WHAT THE EXERCISE ASKS: For this exercise, an exact copy is needed of only the lines from the one containing "Enumerate this screenshot's" through the end of the data, with pictures left out.

DATA FOR REVIEW:
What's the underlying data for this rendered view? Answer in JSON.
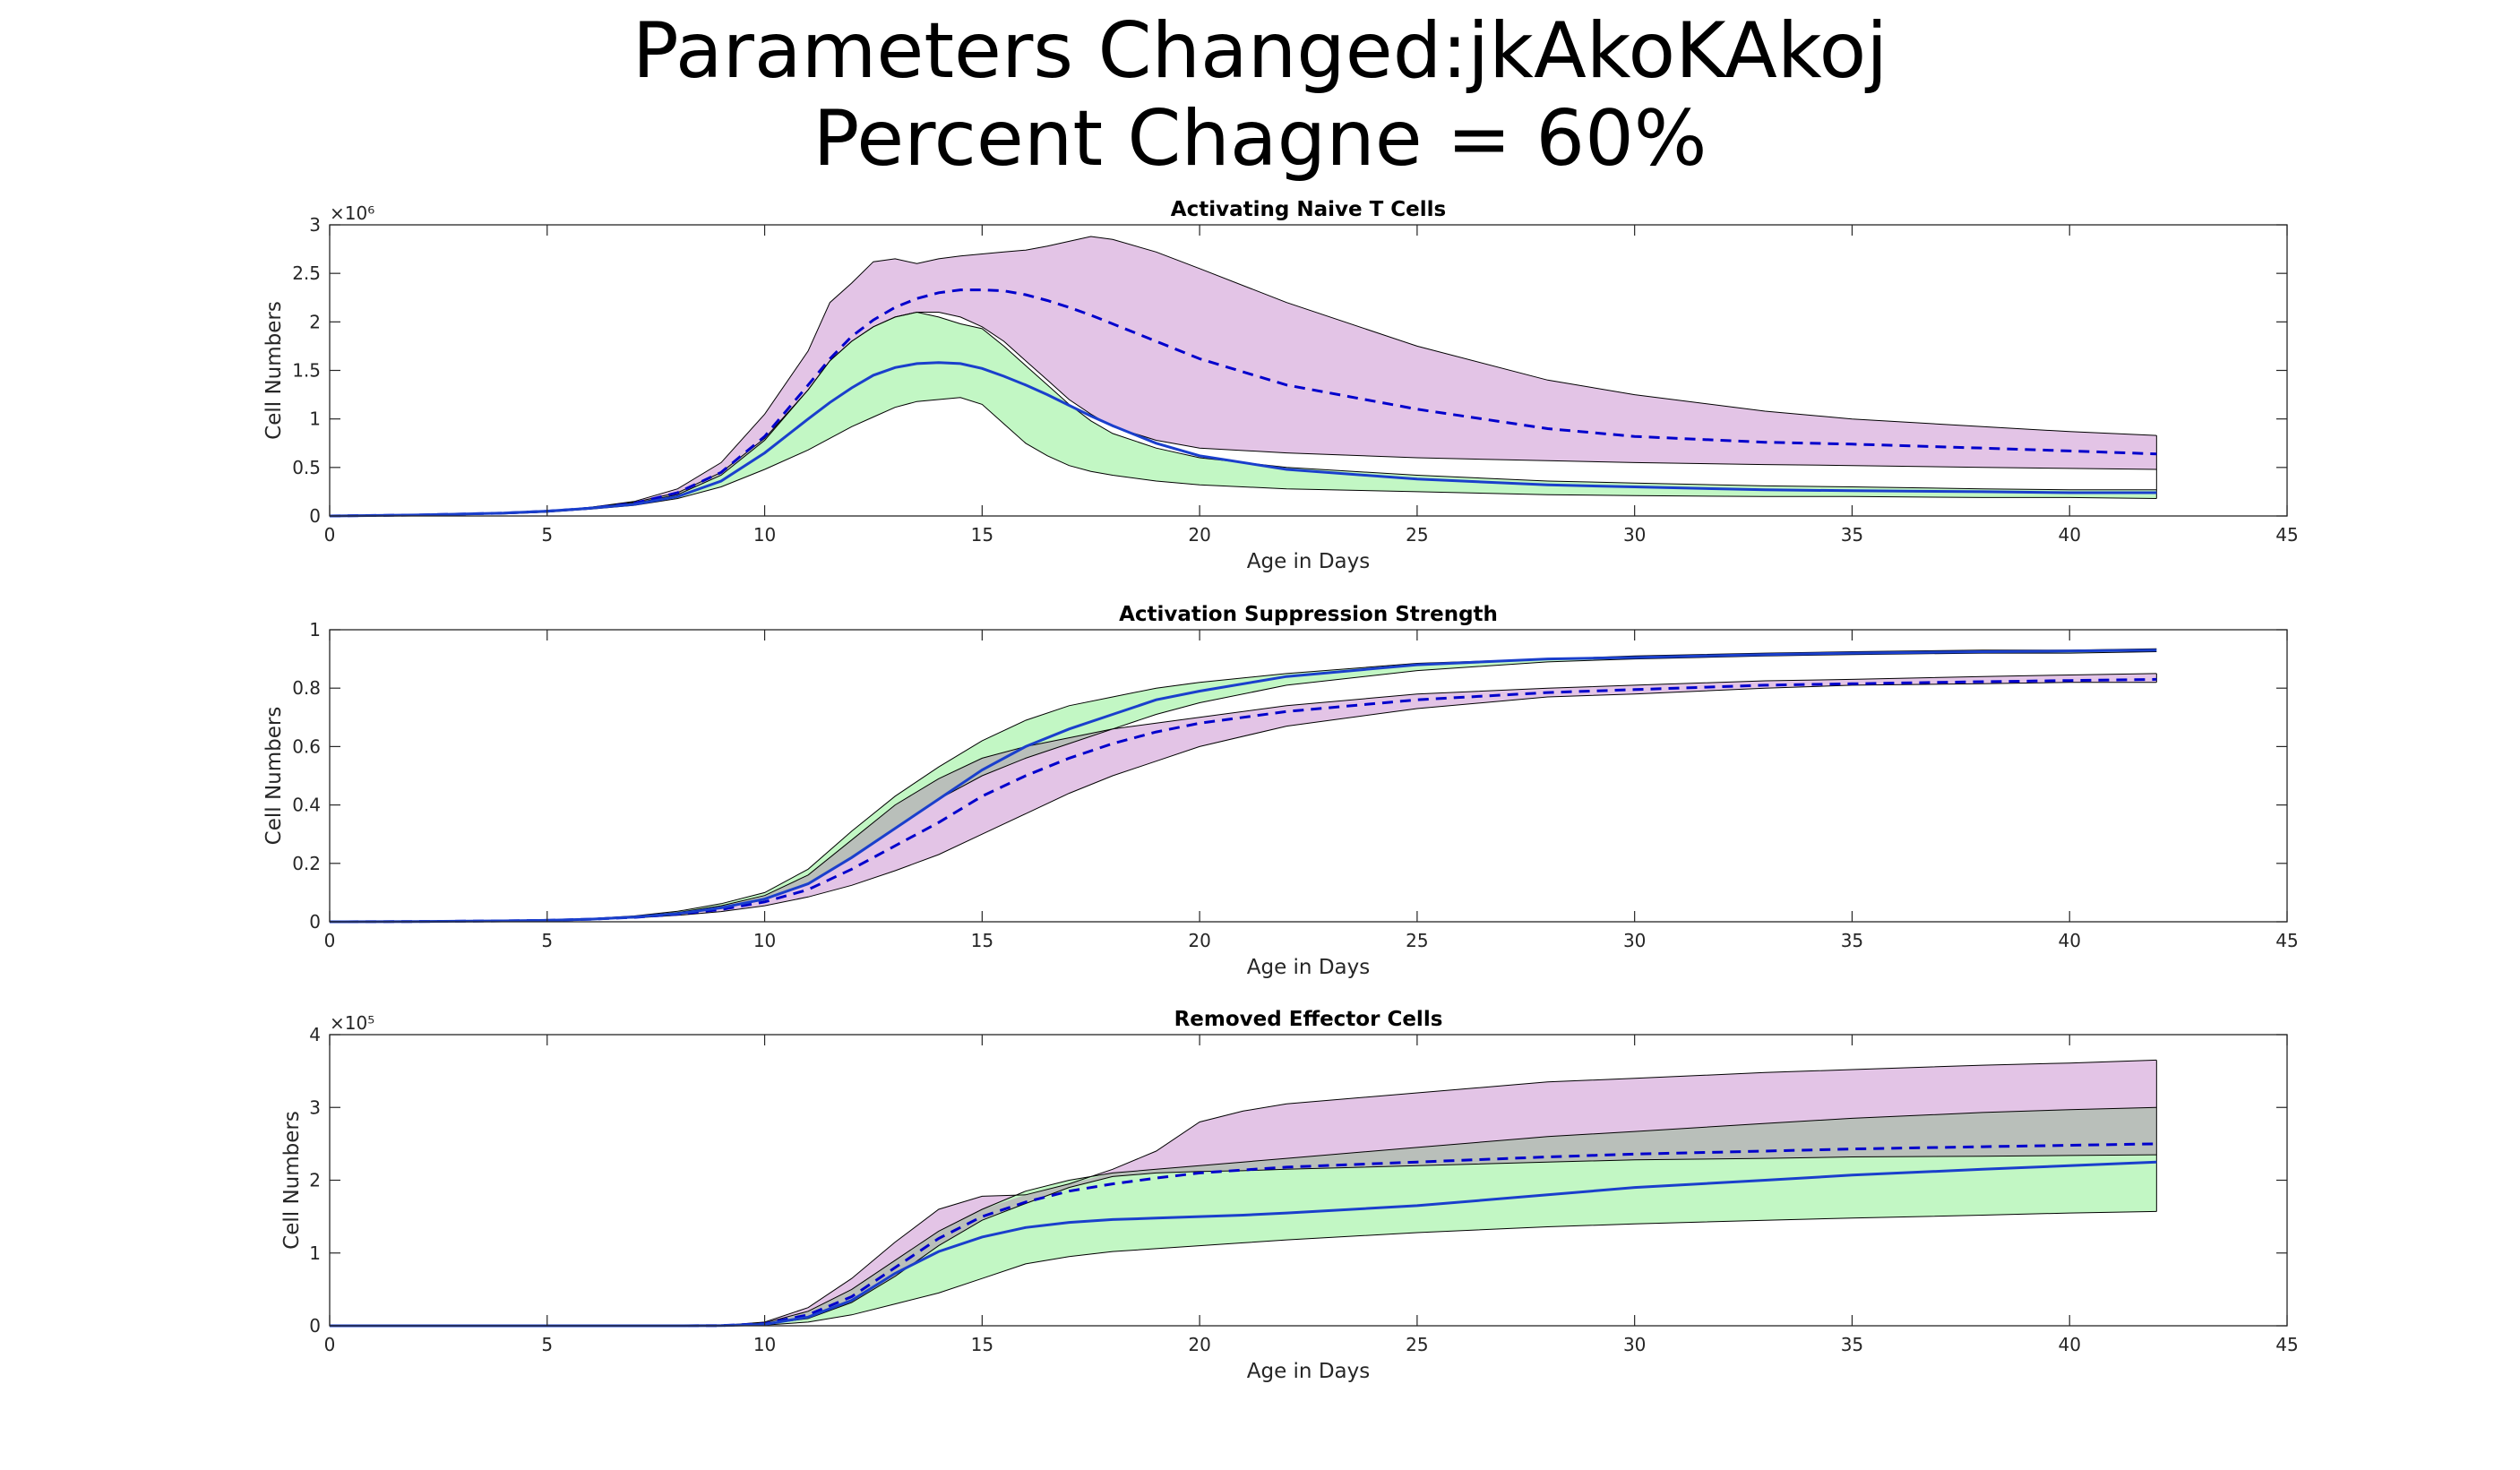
{
  "figure": {
    "title_line1": "Parameters Changed:jkAkoKAkoj",
    "title_line2": "Percent Chagne = 60%"
  },
  "colors": {
    "band_magenta": "#e3c4e6",
    "band_green": "#c2f7c4",
    "band_overlap": "#b9bfba",
    "mean_line": "#0000cc",
    "solid_line": "#1a3fcc",
    "band_edge": "#000000"
  },
  "chart_data": [
    {
      "type": "area",
      "title": "Activating Naive T Cells",
      "xlabel": "Age in Days",
      "ylabel": "Cell Numbers",
      "y_exponent_label": "×10⁶",
      "xlim": [
        0,
        45
      ],
      "ylim": [
        0,
        3
      ],
      "xticks": [
        0,
        5,
        10,
        15,
        20,
        25,
        30,
        35,
        40,
        45
      ],
      "yticks": [
        0,
        0.5,
        1,
        1.5,
        2,
        2.5,
        3
      ],
      "ytick_labels": [
        "0",
        "0.5",
        "1",
        "1.5",
        "2",
        "2.5",
        "3"
      ],
      "grid": false,
      "x": [
        0,
        2,
        4,
        5,
        6,
        7,
        8,
        9,
        10,
        11,
        11.5,
        12,
        12.5,
        13,
        13.5,
        14,
        14.5,
        15,
        15.5,
        16,
        16.5,
        17,
        17.5,
        18,
        19,
        20,
        22,
        25,
        28,
        30,
        33,
        35,
        38,
        40,
        42
      ],
      "series": [
        {
          "style": "magenta_band",
          "upper": [
            0,
            0.01,
            0.03,
            0.05,
            0.09,
            0.15,
            0.28,
            0.55,
            1.05,
            1.7,
            2.2,
            2.4,
            2.62,
            2.65,
            2.6,
            2.65,
            2.68,
            2.7,
            2.72,
            2.74,
            2.78,
            2.83,
            2.88,
            2.85,
            2.72,
            2.55,
            2.2,
            1.75,
            1.4,
            1.25,
            1.08,
            1.0,
            0.92,
            0.87,
            0.83
          ],
          "lower": [
            0,
            0.01,
            0.03,
            0.05,
            0.08,
            0.13,
            0.22,
            0.42,
            0.78,
            1.3,
            1.6,
            1.8,
            1.95,
            2.05,
            2.1,
            2.1,
            2.05,
            1.95,
            1.8,
            1.6,
            1.4,
            1.2,
            1.05,
            0.92,
            0.78,
            0.7,
            0.65,
            0.6,
            0.57,
            0.55,
            0.53,
            0.52,
            0.5,
            0.49,
            0.48
          ]
        },
        {
          "style": "green_band",
          "upper": [
            0,
            0.01,
            0.03,
            0.05,
            0.09,
            0.14,
            0.24,
            0.45,
            0.8,
            1.3,
            1.6,
            1.8,
            1.95,
            2.05,
            2.1,
            2.05,
            1.98,
            1.93,
            1.75,
            1.55,
            1.35,
            1.15,
            0.98,
            0.85,
            0.7,
            0.6,
            0.5,
            0.42,
            0.36,
            0.34,
            0.31,
            0.3,
            0.28,
            0.27,
            0.27
          ],
          "lower": [
            0,
            0.01,
            0.02,
            0.04,
            0.07,
            0.11,
            0.18,
            0.3,
            0.48,
            0.68,
            0.8,
            0.92,
            1.02,
            1.12,
            1.18,
            1.2,
            1.22,
            1.15,
            0.95,
            0.75,
            0.62,
            0.52,
            0.46,
            0.42,
            0.36,
            0.32,
            0.28,
            0.25,
            0.22,
            0.21,
            0.2,
            0.2,
            0.19,
            0.19,
            0.18
          ]
        },
        {
          "style": "dashed",
          "values": [
            0,
            0.01,
            0.03,
            0.05,
            0.08,
            0.13,
            0.24,
            0.45,
            0.82,
            1.35,
            1.62,
            1.85,
            2.02,
            2.15,
            2.24,
            2.3,
            2.33,
            2.33,
            2.32,
            2.28,
            2.22,
            2.15,
            2.07,
            1.98,
            1.8,
            1.62,
            1.35,
            1.1,
            0.9,
            0.82,
            0.76,
            0.74,
            0.7,
            0.67,
            0.64
          ]
        },
        {
          "style": "solid",
          "values": [
            0,
            0.01,
            0.03,
            0.05,
            0.08,
            0.12,
            0.2,
            0.36,
            0.65,
            1.0,
            1.17,
            1.32,
            1.45,
            1.53,
            1.57,
            1.58,
            1.57,
            1.52,
            1.44,
            1.35,
            1.25,
            1.14,
            1.03,
            0.93,
            0.75,
            0.62,
            0.48,
            0.38,
            0.32,
            0.3,
            0.27,
            0.26,
            0.25,
            0.24,
            0.24
          ]
        }
      ]
    },
    {
      "type": "area",
      "title": "Activation Suppression Strength",
      "xlabel": "Age in Days",
      "ylabel": "Cell Numbers",
      "y_exponent_label": "",
      "xlim": [
        0,
        45
      ],
      "ylim": [
        0,
        1
      ],
      "xticks": [
        0,
        5,
        10,
        15,
        20,
        25,
        30,
        35,
        40,
        45
      ],
      "yticks": [
        0,
        0.2,
        0.4,
        0.6,
        0.8,
        1
      ],
      "ytick_labels": [
        "0",
        "0.2",
        "0.4",
        "0.6",
        "0.8",
        "1"
      ],
      "grid": false,
      "x": [
        0,
        2,
        4,
        5,
        6,
        7,
        8,
        9,
        10,
        11,
        12,
        13,
        14,
        15,
        16,
        17,
        18,
        19,
        20,
        22,
        25,
        28,
        30,
        33,
        35,
        38,
        40,
        42
      ],
      "series": [
        {
          "style": "magenta_band",
          "upper": [
            0,
            0.001,
            0.003,
            0.005,
            0.01,
            0.018,
            0.032,
            0.055,
            0.09,
            0.16,
            0.28,
            0.4,
            0.49,
            0.56,
            0.6,
            0.63,
            0.66,
            0.68,
            0.7,
            0.74,
            0.78,
            0.8,
            0.81,
            0.825,
            0.83,
            0.84,
            0.845,
            0.85
          ],
          "lower": [
            0,
            0.001,
            0.002,
            0.004,
            0.008,
            0.013,
            0.022,
            0.035,
            0.055,
            0.085,
            0.125,
            0.175,
            0.23,
            0.3,
            0.37,
            0.44,
            0.5,
            0.55,
            0.6,
            0.67,
            0.73,
            0.77,
            0.78,
            0.8,
            0.81,
            0.815,
            0.82,
            0.82
          ]
        },
        {
          "style": "green_band",
          "upper": [
            0,
            0.001,
            0.003,
            0.006,
            0.011,
            0.02,
            0.036,
            0.062,
            0.1,
            0.18,
            0.31,
            0.43,
            0.53,
            0.62,
            0.69,
            0.74,
            0.77,
            0.8,
            0.82,
            0.85,
            0.885,
            0.9,
            0.91,
            0.92,
            0.925,
            0.93,
            0.93,
            0.935
          ],
          "lower": [
            0,
            0.001,
            0.003,
            0.005,
            0.009,
            0.016,
            0.028,
            0.047,
            0.075,
            0.13,
            0.22,
            0.32,
            0.42,
            0.5,
            0.56,
            0.61,
            0.66,
            0.71,
            0.75,
            0.81,
            0.86,
            0.89,
            0.9,
            0.91,
            0.915,
            0.92,
            0.92,
            0.925
          ]
        },
        {
          "style": "dashed",
          "values": [
            0,
            0.001,
            0.003,
            0.005,
            0.009,
            0.015,
            0.026,
            0.042,
            0.068,
            0.11,
            0.18,
            0.26,
            0.34,
            0.43,
            0.5,
            0.56,
            0.61,
            0.65,
            0.68,
            0.72,
            0.76,
            0.785,
            0.795,
            0.81,
            0.815,
            0.822,
            0.826,
            0.83
          ]
        },
        {
          "style": "solid",
          "values": [
            0,
            0.001,
            0.003,
            0.005,
            0.009,
            0.016,
            0.028,
            0.048,
            0.078,
            0.13,
            0.22,
            0.32,
            0.42,
            0.52,
            0.6,
            0.66,
            0.71,
            0.76,
            0.79,
            0.84,
            0.88,
            0.9,
            0.905,
            0.915,
            0.92,
            0.925,
            0.927,
            0.93
          ]
        }
      ]
    },
    {
      "type": "area",
      "title": "Removed Effector Cells",
      "xlabel": "Age in Days",
      "ylabel": "Cell Numbers",
      "y_exponent_label": "×10⁵",
      "xlim": [
        0,
        45
      ],
      "ylim": [
        0,
        4
      ],
      "xticks": [
        0,
        5,
        10,
        15,
        20,
        25,
        30,
        35,
        40,
        45
      ],
      "yticks": [
        0,
        1,
        2,
        3,
        4
      ],
      "ytick_labels": [
        "0",
        "1",
        "2",
        "3",
        "4"
      ],
      "grid": false,
      "x": [
        0,
        5,
        8,
        9,
        10,
        11,
        12,
        13,
        14,
        15,
        16,
        17,
        18,
        19,
        20,
        21,
        22,
        25,
        28,
        30,
        33,
        35,
        38,
        40,
        42
      ],
      "series": [
        {
          "style": "magenta_band",
          "upper": [
            0,
            0,
            0,
            0.005,
            0.05,
            0.25,
            0.65,
            1.15,
            1.6,
            1.78,
            1.8,
            1.95,
            2.15,
            2.4,
            2.8,
            2.95,
            3.05,
            3.2,
            3.35,
            3.4,
            3.48,
            3.52,
            3.58,
            3.61,
            3.65
          ],
          "lower": [
            0,
            0,
            0,
            0.002,
            0.02,
            0.1,
            0.32,
            0.68,
            1.1,
            1.45,
            1.68,
            1.9,
            2.05,
            2.1,
            2.12,
            2.13,
            2.15,
            2.2,
            2.25,
            2.28,
            2.3,
            2.32,
            2.33,
            2.34,
            2.35
          ]
        },
        {
          "style": "green_band",
          "upper": [
            0,
            0,
            0,
            0.004,
            0.04,
            0.2,
            0.5,
            0.9,
            1.3,
            1.6,
            1.85,
            2.0,
            2.1,
            2.15,
            2.2,
            2.25,
            2.3,
            2.45,
            2.6,
            2.67,
            2.78,
            2.85,
            2.93,
            2.97,
            3.0
          ],
          "lower": [
            0,
            0,
            0,
            0.001,
            0.01,
            0.05,
            0.15,
            0.3,
            0.45,
            0.65,
            0.85,
            0.95,
            1.02,
            1.06,
            1.1,
            1.14,
            1.18,
            1.28,
            1.36,
            1.4,
            1.45,
            1.48,
            1.52,
            1.55,
            1.57
          ]
        },
        {
          "style": "dashed",
          "values": [
            0,
            0,
            0,
            0.003,
            0.03,
            0.15,
            0.4,
            0.8,
            1.2,
            1.5,
            1.7,
            1.85,
            1.95,
            2.03,
            2.1,
            2.14,
            2.18,
            2.25,
            2.32,
            2.36,
            2.4,
            2.43,
            2.46,
            2.48,
            2.5
          ]
        },
        {
          "style": "solid",
          "values": [
            0,
            0,
            0,
            0.002,
            0.02,
            0.12,
            0.35,
            0.72,
            1.02,
            1.22,
            1.35,
            1.42,
            1.46,
            1.48,
            1.5,
            1.52,
            1.55,
            1.65,
            1.8,
            1.9,
            2.0,
            2.07,
            2.15,
            2.2,
            2.25
          ]
        }
      ]
    }
  ]
}
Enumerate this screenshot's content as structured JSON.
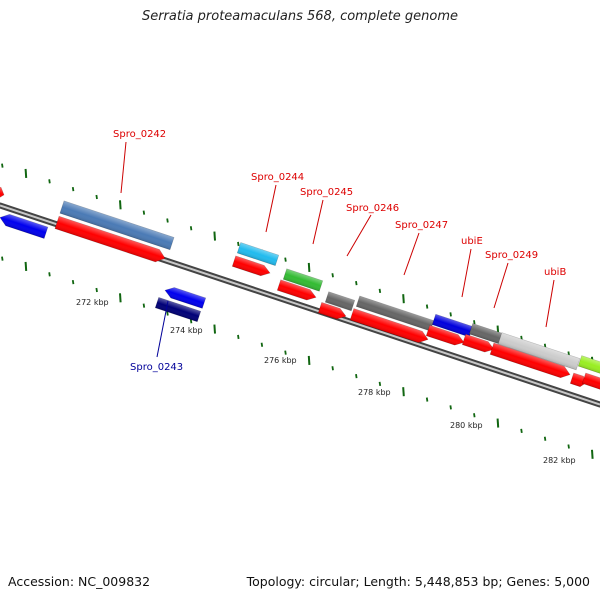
{
  "title": "Serratia proteamaculans 568, complete genome",
  "footer": {
    "accession": "Accession: NC_009832",
    "summary": "Topology: circular; Length: 5,448,853 bp; Genes: 5,000"
  },
  "scale_labels": [
    "272 kbp",
    "274 kbp",
    "276 kbp",
    "278 kbp",
    "280 kbp",
    "282 kbp"
  ],
  "gene_labels": [
    {
      "name": "Spro_0242",
      "color": "#dd0000"
    },
    {
      "name": "Spro_0243",
      "color": "#000099"
    },
    {
      "name": "Spro_0244",
      "color": "#dd0000"
    },
    {
      "name": "Spro_0245",
      "color": "#dd0000"
    },
    {
      "name": "Spro_0246",
      "color": "#dd0000"
    },
    {
      "name": "Spro_0247",
      "color": "#dd0000"
    },
    {
      "name": "ubiE",
      "color": "#dd0000"
    },
    {
      "name": "Spro_0249",
      "color": "#dd0000"
    },
    {
      "name": "ubiB",
      "color": "#dd0000"
    }
  ]
}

OUTPUT OF THE EXERCISE:
Enumerate this screenshot's content as structured JSON.
{
  "title": "Serratia proteamaculans 568, complete genome",
  "footer": {
    "accession": "Accession: NC_009832",
    "summary": "Topology: circular; Length: 5,448,853 bp; Genes: 5,000"
  },
  "scale_labels": [
    "272 kbp",
    "274 kbp",
    "276 kbp",
    "278 kbp",
    "280 kbp",
    "282 kbp"
  ],
  "gene_labels": [
    {
      "name": "Spro_0242",
      "color": "#dd0000"
    },
    {
      "name": "Spro_0243",
      "color": "#000099"
    },
    {
      "name": "Spro_0244",
      "color": "#dd0000"
    },
    {
      "name": "Spro_0245",
      "color": "#dd0000"
    },
    {
      "name": "Spro_0246",
      "color": "#dd0000"
    },
    {
      "name": "Spro_0247",
      "color": "#dd0000"
    },
    {
      "name": "ubiE",
      "color": "#dd0000"
    },
    {
      "name": "Spro_0249",
      "color": "#dd0000"
    },
    {
      "name": "ubiB",
      "color": "#dd0000"
    }
  ]
}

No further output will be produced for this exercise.